BEGIN PROVIDED DATA
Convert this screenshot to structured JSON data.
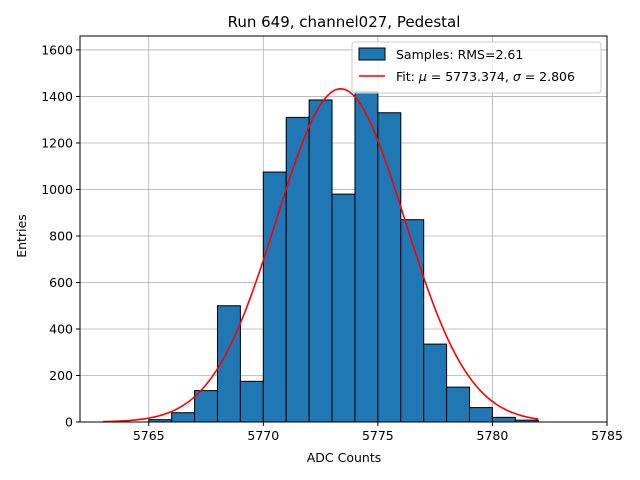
{
  "chart_data": {
    "type": "bar",
    "title": "Run 649, channel027, Pedestal",
    "xlabel": "ADC Counts",
    "ylabel": "Entries",
    "xlim": [
      5762,
      5785
    ],
    "ylim": [
      0,
      1660
    ],
    "xticks": [
      5765,
      5770,
      5775,
      5780,
      5785
    ],
    "yticks": [
      0,
      200,
      400,
      600,
      800,
      1000,
      1200,
      1400,
      1600
    ],
    "grid": true,
    "bin_width": 1,
    "bins": [
      {
        "x": 5765,
        "value": 10
      },
      {
        "x": 5766,
        "value": 40
      },
      {
        "x": 5767,
        "value": 135
      },
      {
        "x": 5768,
        "value": 500
      },
      {
        "x": 5769,
        "value": 175
      },
      {
        "x": 5770,
        "value": 1075
      },
      {
        "x": 5771,
        "value": 1310
      },
      {
        "x": 5772,
        "value": 1385
      },
      {
        "x": 5773,
        "value": 980
      },
      {
        "x": 5774,
        "value": 1420
      },
      {
        "x": 5775,
        "value": 1330
      },
      {
        "x": 5776,
        "value": 870
      },
      {
        "x": 5777,
        "value": 335
      },
      {
        "x": 5778,
        "value": 150
      },
      {
        "x": 5779,
        "value": 62
      },
      {
        "x": 5780,
        "value": 20
      },
      {
        "x": 5781,
        "value": 8
      }
    ],
    "fit": {
      "mu": 5773.374,
      "sigma": 2.806,
      "amplitude": 1433,
      "x_range": [
        5763,
        5782
      ]
    },
    "legend": {
      "position": "top-right",
      "entries": [
        {
          "label": "Samples: RMS=2.61",
          "color": "#1f77b4",
          "kind": "patch"
        },
        {
          "label_prefix": "Fit: ",
          "mu_symbol": "μ",
          "mu_text": " = 5773.374, ",
          "sigma_symbol": "σ",
          "sigma_text": " = 2.806",
          "color": "#ff0000",
          "kind": "line"
        }
      ]
    },
    "colors": {
      "bar": "#1f77b4",
      "bar_edge": "#000000",
      "fit": "#ff0000",
      "grid": "#b0b0b0"
    }
  }
}
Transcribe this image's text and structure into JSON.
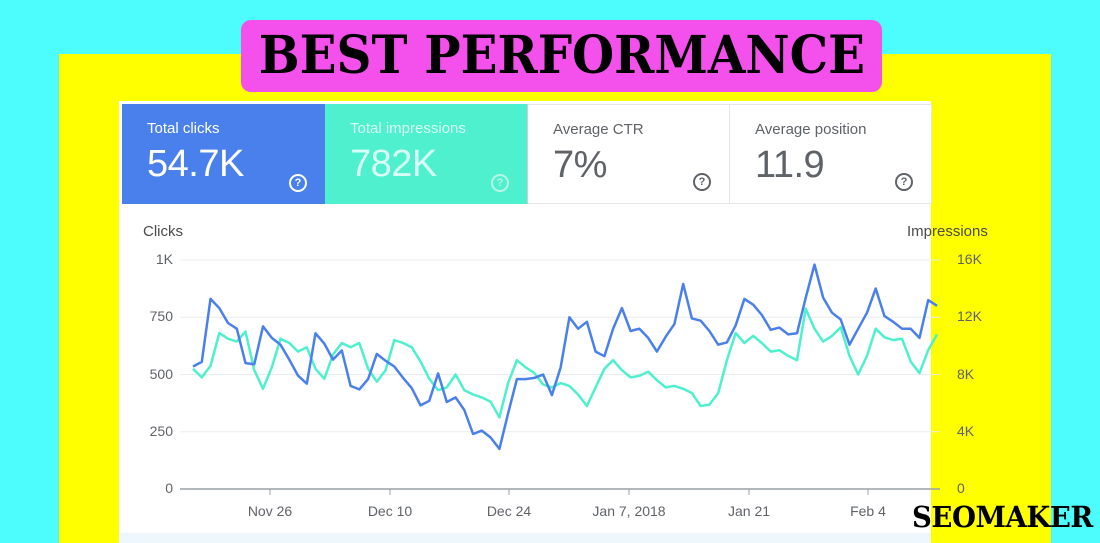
{
  "banner": {
    "title": "BEST PERFORMANCE"
  },
  "logo": {
    "text": "SEOMAKER"
  },
  "colors": {
    "background": "#4dfdfd",
    "frame": "#ffff00",
    "banner": "#f451ec",
    "clicks": "#4a80ec",
    "impressions": "#4ef0cd"
  },
  "metrics": [
    {
      "label": "Total clicks",
      "value": "54.7K",
      "help_icon": "help-circle-icon",
      "selected": true
    },
    {
      "label": "Total impressions",
      "value": "782K",
      "help_icon": "help-circle-icon",
      "selected": true
    },
    {
      "label": "Average CTR",
      "value": "7%",
      "help_icon": "help-circle-icon",
      "selected": false
    },
    {
      "label": "Average position",
      "value": "11.9",
      "help_icon": "help-circle-icon",
      "selected": false
    }
  ],
  "chart_data": {
    "type": "line",
    "title": "",
    "xlabel": "",
    "ylabel": "Clicks",
    "y2label": "Impressions",
    "ylim": [
      0,
      1000
    ],
    "y2lim": [
      0,
      16000
    ],
    "y_ticks": [
      "0",
      "250",
      "500",
      "750",
      "1K"
    ],
    "y2_ticks": [
      "0",
      "4K",
      "8K",
      "12K",
      "16K"
    ],
    "x_tick_labels": [
      "Nov 26",
      "Dec 10",
      "Dec 24",
      "Jan 7, 2018",
      "Jan 21",
      "Feb 4"
    ],
    "grid": true,
    "legend": "metric cards above chart",
    "x_start": "Nov 17, 2017",
    "x_end": "Feb 12, 2018",
    "series": [
      {
        "name": "Clicks",
        "axis": "left",
        "color": "#4a80ec",
        "values": [
          535,
          555,
          830,
          790,
          725,
          700,
          550,
          545,
          710,
          660,
          630,
          565,
          495,
          460,
          680,
          635,
          565,
          605,
          450,
          435,
          480,
          590,
          560,
          535,
          485,
          440,
          365,
          385,
          505,
          380,
          400,
          345,
          240,
          255,
          225,
          175,
          330,
          480,
          480,
          485,
          500,
          410,
          530,
          750,
          700,
          730,
          600,
          580,
          700,
          790,
          690,
          700,
          660,
          600,
          665,
          720,
          895,
          745,
          735,
          690,
          630,
          640,
          715,
          830,
          805,
          760,
          695,
          705,
          675,
          680,
          835,
          980,
          835,
          770,
          740,
          630,
          700,
          770,
          875,
          755,
          730,
          700,
          700,
          660,
          825,
          800
        ]
      },
      {
        "name": "Impressions",
        "axis": "right",
        "color": "#4ef0cd",
        "values": [
          8400,
          7800,
          8600,
          10900,
          10500,
          10300,
          11000,
          8300,
          7000,
          8500,
          10500,
          10200,
          9600,
          9900,
          8400,
          7700,
          9400,
          10200,
          9900,
          10200,
          8400,
          7500,
          8300,
          10400,
          10200,
          9900,
          8900,
          7700,
          6900,
          7100,
          8000,
          6900,
          6600,
          6400,
          6100,
          5000,
          7400,
          9000,
          8500,
          8100,
          7300,
          7100,
          7400,
          7200,
          6600,
          5800,
          7100,
          8400,
          9000,
          8300,
          7800,
          7900,
          8200,
          7600,
          7100,
          7200,
          7000,
          6700,
          5800,
          5900,
          6700,
          9000,
          10900,
          10200,
          10700,
          10200,
          9600,
          9700,
          9300,
          9000,
          12600,
          11200,
          10300,
          10700,
          11300,
          9300,
          8000,
          9300,
          11200,
          10600,
          10400,
          10500,
          8900,
          8100,
          9700,
          10800
        ]
      }
    ]
  }
}
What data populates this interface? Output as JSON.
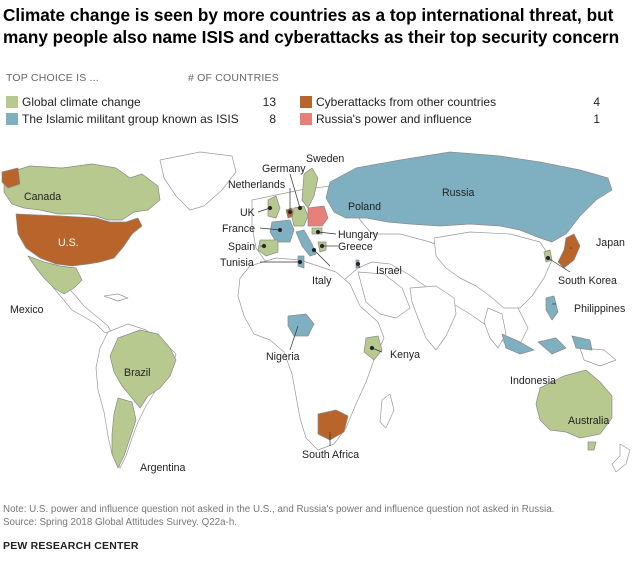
{
  "title": "Climate change is seen by more countries as a top international threat, but many people also name ISIS and cyberattacks as their top security concern",
  "legend": {
    "head_choice": "TOP CHOICE IS ...",
    "head_count": "# OF COUNTRIES",
    "items": [
      {
        "label": "Global climate change",
        "count": "13",
        "color": "#b8c98f"
      },
      {
        "label": "The Islamic militant group known as ISIS",
        "count": "8",
        "color": "#7fb0c2"
      },
      {
        "label": "Cyberattacks from other countries",
        "count": "4",
        "color": "#b8642a"
      },
      {
        "label": "Russia's power and influence",
        "count": "1",
        "color": "#e8807a"
      }
    ]
  },
  "map": {
    "land_color": "#ffffff",
    "border_color": "#9a9a9a",
    "ocean_color": "#ffffff",
    "countries": [
      {
        "name": "Canada",
        "category": "climate"
      },
      {
        "name": "U.S.",
        "category": "cyber"
      },
      {
        "name": "Mexico",
        "category": "climate"
      },
      {
        "name": "Brazil",
        "category": "climate"
      },
      {
        "name": "Argentina",
        "category": "climate"
      },
      {
        "name": "Sweden",
        "category": "climate"
      },
      {
        "name": "Germany",
        "category": "climate"
      },
      {
        "name": "Netherlands",
        "category": "cyber"
      },
      {
        "name": "UK",
        "category": "climate"
      },
      {
        "name": "France",
        "category": "isis"
      },
      {
        "name": "Spain",
        "category": "climate"
      },
      {
        "name": "Tunisia",
        "category": "isis"
      },
      {
        "name": "Italy",
        "category": "isis"
      },
      {
        "name": "Greece",
        "category": "climate"
      },
      {
        "name": "Hungary",
        "category": "climate"
      },
      {
        "name": "Poland",
        "category": "russia"
      },
      {
        "name": "Russia",
        "category": "isis"
      },
      {
        "name": "Israel",
        "category": "isis"
      },
      {
        "name": "Nigeria",
        "category": "isis"
      },
      {
        "name": "Kenya",
        "category": "climate"
      },
      {
        "name": "South Africa",
        "category": "cyber"
      },
      {
        "name": "Japan",
        "category": "cyber"
      },
      {
        "name": "South Korea",
        "category": "climate"
      },
      {
        "name": "Philippines",
        "category": "isis"
      },
      {
        "name": "Indonesia",
        "category": "isis"
      },
      {
        "name": "Australia",
        "category": "climate"
      }
    ]
  },
  "note": "Note: U.S. power and influence question not asked in the U.S., and Russia's power and influence question not asked in Russia.",
  "source": "Source: Spring 2018 Global Attitudes Survey. Q22a-h.",
  "brand": "PEW RESEARCH CENTER"
}
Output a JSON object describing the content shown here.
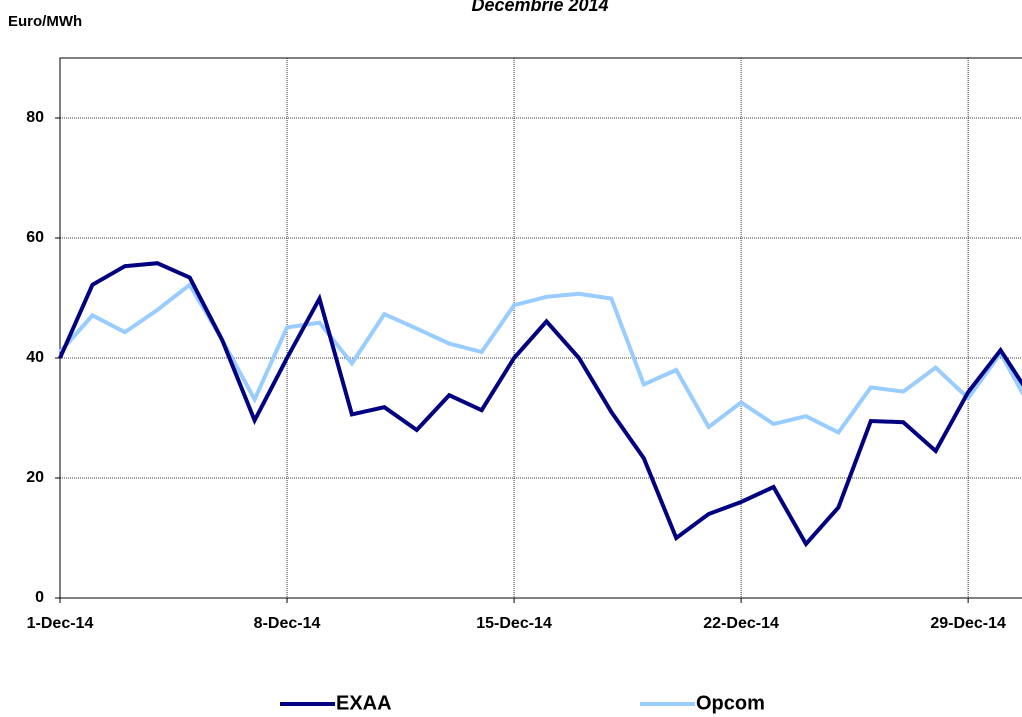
END PROVIDED DATA
§ OBJECTIVE
Only lines with the string "Total" belong in your answer; copy each one.

§ WRITTEN SOLUTION
      "label": "Total clicks",
      "label": "Total impressions",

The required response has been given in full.